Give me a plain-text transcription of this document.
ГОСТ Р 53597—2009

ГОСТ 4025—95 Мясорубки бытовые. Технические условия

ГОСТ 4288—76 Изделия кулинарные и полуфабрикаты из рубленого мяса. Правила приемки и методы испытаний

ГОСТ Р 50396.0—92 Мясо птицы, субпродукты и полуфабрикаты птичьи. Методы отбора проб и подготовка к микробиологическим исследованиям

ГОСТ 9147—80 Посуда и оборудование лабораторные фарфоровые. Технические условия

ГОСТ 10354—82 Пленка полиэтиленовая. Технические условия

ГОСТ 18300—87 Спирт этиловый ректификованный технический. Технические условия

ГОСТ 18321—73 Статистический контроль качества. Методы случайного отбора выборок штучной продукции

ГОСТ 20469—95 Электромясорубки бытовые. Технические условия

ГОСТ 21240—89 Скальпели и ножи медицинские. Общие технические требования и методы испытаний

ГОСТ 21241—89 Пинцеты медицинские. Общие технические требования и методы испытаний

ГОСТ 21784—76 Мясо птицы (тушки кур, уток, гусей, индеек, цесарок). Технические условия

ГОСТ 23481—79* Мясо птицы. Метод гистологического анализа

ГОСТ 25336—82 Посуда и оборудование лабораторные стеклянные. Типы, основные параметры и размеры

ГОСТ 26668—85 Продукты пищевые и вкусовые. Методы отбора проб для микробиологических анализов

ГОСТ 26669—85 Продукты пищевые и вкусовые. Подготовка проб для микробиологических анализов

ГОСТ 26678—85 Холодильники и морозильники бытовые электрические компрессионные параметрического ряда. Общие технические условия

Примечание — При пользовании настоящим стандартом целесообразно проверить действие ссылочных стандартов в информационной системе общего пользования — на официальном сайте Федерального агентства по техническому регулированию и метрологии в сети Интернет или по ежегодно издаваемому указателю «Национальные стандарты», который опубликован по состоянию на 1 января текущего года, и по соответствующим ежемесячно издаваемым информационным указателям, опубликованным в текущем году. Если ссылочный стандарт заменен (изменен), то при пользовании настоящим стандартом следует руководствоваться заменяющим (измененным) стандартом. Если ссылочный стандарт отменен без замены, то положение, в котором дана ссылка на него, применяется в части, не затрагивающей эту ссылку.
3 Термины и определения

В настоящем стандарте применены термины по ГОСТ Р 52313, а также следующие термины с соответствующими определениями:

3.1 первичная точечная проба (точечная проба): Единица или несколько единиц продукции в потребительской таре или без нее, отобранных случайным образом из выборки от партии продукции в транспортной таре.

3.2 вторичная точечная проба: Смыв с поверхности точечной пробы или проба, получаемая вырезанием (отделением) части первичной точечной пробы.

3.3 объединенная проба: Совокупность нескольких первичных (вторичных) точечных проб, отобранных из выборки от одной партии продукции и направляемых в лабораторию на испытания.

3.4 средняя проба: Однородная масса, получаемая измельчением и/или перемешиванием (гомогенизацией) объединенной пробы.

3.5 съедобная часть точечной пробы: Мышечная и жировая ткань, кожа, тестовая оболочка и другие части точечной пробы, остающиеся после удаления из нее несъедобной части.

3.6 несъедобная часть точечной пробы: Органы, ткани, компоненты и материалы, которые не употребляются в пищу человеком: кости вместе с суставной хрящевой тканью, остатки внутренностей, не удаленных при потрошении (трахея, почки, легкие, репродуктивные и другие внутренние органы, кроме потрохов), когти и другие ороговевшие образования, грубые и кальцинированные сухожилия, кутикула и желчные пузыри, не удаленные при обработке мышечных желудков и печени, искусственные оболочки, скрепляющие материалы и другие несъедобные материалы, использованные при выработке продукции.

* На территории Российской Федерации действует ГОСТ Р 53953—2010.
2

Task directions:
Every record above should be output exactly.

Response:
Give me a plain-text transcription of this document.
ГОСТ Р 53597—2009

ГОСТ 4025—95 Мясорубки бытовые. Технические условия

ГОСТ 4288—76 Изделия кулинарные и полуфабрикаты из рубленого мяса. Правила приемки и методы испытаний

ГОСТ Р 50396.0—92 Мясо птицы, субпродукты и полуфабрикаты птичьи. Методы отбора проб и подготовка к микробиологическим исследованиям

ГОСТ 9147—80 Посуда и оборудование лабораторные фарфоровые. Технические условия

ГОСТ 10354—82 Пленка полиэтиленовая. Технические условия

ГОСТ 18300—87 Спирт этиловый ректификованный технический. Технические условия

ГОСТ 18321—73 Статистический контроль качества. Методы случайного отбора выборок штучной продукции

ГОСТ 20469—95 Электромясорубки бытовые. Технические условия

ГОСТ 21240—89 Скальпели и ножи медицинские. Общие технические требования и методы испытаний

ГОСТ 21241—89 Пинцеты медицинские. Общие технические требования и методы испытаний

ГОСТ 21784—76 Мясо птицы (тушки кур, уток, гусей, индеек, цесарок). Технические условия

ГОСТ 23481—79* Мясо птицы. Метод гистологического анализа

ГОСТ 25336—82 Посуда и оборудование лабораторные стеклянные. Типы, основные параметры и размеры

ГОСТ 26668—85 Продукты пищевые и вкусовые. Методы отбора проб для микробиологических анализов

ГОСТ 26669—85 Продукты пищевые и вкусовые. Подготовка проб для микробиологических анализов

ГОСТ 26678—85 Холодильники и морозильники бытовые электрические компрессионные параметрического ряда. Общие технические условия

Примечание — При пользовании настоящим стандартом целесообразно проверить действие ссылочных стандартов в информационной системе общего пользования — на официальном сайте Федерального агентства по техническому регулированию и метрологии в сети Интернет или по ежегодно издаваемому указателю «Национальные стандарты», который опубликован по состоянию на 1 января текущего года, и по соответствующим ежемесячно издаваемым информационным указателям, опубликованным в текущем году. Если ссылочный стандарт заменен (изменен), то при пользовании настоящим стандартом следует руководствоваться заменяющим (измененным) стандартом. Если ссылочный стандарт отменен без замены, то положение, в котором дана ссылка на него, применяется в части, не затрагивающей эту ссылку.
3 Термины и определения

В настоящем стандарте применены термины по ГОСТ Р 52313, а также следующие термины с соответствующими определениями:

3.1 первичная точечная проба (точечная проба): Единица или несколько единиц продукции в потребительской таре или без нее, отобранных случайным образом из выборки от партии продукции в транспортной таре.

3.2 вторичная точечная проба: Смыв с поверхности точечной пробы или проба, получаемая вырезанием (отделением) части первичной точечной пробы.

3.3 объединенная проба: Совокупность нескольких первичных (вторичных) точечных проб, отобранных из выборки от одной партии продукции и направляемых в лабораторию на испытания.

3.4 средняя проба: Однородная масса, получаемая измельчением и/или перемешиванием (гомогенизацией) объединенной пробы.

3.5 съедобная часть точечной пробы: Мышечная и жировая ткань, кожа, тестовая оболочка и другие части точечной пробы, остающиеся после удаления из нее несъедобной части.

3.6 несъедобная часть точечной пробы: Органы, ткани, компоненты и материалы, которые не употребляются в пищу человеком: кости вместе с суставной хрящевой тканью, остатки внутренностей, не удаленных при потрошении (трахея, почки, легкие, репродуктивные и другие внутренние органы, кроме потрохов), когти и другие ороговевшие образования, грубые и кальцинированные сухожилия, кутикула и желчные пузыри, не удаленные при обработке мышечных желудков и печени, искусственные оболочки, скрепляющие материалы и другие несъедобные материалы, использованные при выработке продукции.

* На территории Российской Федерации действует ГОСТ Р 53953—2010.
2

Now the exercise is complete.